§ What you will do:
Your task is to gather the lines below that hold the string "thans".

━━ Exercise inputs

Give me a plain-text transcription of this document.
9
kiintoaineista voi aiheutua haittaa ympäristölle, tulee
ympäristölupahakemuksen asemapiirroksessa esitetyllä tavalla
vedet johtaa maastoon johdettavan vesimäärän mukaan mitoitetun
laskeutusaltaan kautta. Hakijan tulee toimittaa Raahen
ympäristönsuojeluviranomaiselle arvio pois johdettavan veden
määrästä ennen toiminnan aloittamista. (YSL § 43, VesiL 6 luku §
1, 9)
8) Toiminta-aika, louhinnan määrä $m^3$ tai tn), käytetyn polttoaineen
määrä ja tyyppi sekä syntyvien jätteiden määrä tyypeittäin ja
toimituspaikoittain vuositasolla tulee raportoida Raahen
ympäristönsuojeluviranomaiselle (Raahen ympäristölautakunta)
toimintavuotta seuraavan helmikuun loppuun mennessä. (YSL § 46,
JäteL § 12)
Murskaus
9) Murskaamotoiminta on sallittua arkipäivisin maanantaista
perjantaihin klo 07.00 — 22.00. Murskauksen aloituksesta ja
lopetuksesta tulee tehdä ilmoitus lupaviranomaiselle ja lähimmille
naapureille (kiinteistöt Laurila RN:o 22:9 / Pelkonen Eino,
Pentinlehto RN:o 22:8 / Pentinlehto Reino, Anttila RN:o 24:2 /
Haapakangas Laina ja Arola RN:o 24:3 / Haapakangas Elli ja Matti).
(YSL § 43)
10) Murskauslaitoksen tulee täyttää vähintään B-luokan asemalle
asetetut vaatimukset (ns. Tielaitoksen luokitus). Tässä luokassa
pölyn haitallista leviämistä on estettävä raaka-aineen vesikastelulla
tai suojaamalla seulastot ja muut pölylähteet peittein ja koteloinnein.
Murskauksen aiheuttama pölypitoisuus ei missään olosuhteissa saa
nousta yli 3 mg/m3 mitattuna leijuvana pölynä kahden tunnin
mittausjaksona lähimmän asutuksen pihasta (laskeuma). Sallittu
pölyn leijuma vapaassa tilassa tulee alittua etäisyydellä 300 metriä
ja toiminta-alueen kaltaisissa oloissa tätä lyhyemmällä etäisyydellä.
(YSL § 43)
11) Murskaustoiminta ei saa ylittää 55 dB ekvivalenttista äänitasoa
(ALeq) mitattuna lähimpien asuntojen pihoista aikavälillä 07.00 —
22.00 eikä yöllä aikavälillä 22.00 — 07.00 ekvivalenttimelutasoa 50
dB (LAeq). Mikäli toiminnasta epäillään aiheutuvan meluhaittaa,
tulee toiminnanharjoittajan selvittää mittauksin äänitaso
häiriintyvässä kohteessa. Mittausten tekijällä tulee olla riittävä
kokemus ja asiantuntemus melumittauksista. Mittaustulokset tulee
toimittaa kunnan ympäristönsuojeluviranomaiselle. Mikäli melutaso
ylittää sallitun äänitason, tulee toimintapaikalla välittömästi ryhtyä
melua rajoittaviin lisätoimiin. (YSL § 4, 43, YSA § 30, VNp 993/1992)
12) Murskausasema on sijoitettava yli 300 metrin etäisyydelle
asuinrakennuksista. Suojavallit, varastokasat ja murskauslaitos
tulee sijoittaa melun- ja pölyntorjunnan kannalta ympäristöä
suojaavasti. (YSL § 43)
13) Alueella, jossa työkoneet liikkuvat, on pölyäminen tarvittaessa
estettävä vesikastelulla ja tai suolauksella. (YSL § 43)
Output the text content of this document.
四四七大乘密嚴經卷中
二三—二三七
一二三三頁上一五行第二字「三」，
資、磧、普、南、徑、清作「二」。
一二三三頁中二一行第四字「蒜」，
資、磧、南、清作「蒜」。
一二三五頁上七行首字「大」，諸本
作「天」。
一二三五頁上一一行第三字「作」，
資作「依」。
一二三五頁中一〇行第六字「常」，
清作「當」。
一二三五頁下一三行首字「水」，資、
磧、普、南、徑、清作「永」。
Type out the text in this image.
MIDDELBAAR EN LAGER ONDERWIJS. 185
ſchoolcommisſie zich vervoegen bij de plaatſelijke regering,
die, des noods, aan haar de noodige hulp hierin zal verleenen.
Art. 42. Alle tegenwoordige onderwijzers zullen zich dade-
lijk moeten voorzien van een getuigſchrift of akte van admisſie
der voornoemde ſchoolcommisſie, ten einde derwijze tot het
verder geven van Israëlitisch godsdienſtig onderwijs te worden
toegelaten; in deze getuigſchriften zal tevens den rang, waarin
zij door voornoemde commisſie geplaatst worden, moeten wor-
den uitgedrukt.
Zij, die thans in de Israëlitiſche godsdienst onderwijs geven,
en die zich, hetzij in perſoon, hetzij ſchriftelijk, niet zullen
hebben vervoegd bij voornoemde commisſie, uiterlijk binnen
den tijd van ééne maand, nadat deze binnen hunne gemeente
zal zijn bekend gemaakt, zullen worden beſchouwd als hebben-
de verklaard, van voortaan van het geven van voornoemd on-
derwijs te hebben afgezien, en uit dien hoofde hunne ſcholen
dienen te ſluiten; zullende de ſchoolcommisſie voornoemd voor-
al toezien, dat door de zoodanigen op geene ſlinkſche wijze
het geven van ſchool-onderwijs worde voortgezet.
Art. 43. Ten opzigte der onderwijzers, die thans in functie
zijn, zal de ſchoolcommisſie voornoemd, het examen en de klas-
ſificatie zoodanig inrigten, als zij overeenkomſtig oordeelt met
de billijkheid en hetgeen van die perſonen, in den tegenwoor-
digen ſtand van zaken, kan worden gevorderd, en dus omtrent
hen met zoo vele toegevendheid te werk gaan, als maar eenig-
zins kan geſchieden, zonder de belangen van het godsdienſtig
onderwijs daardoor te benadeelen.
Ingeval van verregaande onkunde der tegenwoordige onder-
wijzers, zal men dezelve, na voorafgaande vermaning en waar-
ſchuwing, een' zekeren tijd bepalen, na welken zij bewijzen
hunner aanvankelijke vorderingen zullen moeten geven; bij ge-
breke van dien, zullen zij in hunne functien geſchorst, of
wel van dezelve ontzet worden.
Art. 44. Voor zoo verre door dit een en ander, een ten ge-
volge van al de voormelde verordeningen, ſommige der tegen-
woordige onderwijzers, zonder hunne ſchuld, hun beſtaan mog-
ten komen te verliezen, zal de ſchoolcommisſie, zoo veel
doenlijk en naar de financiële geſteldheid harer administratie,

━━━━

§ Solution to the problem:
Zij, die thans in de Israëlitiſche godsdienst onderwijs geven,
Art. 43. Ten opzigte der onderwijzers, die thans in functie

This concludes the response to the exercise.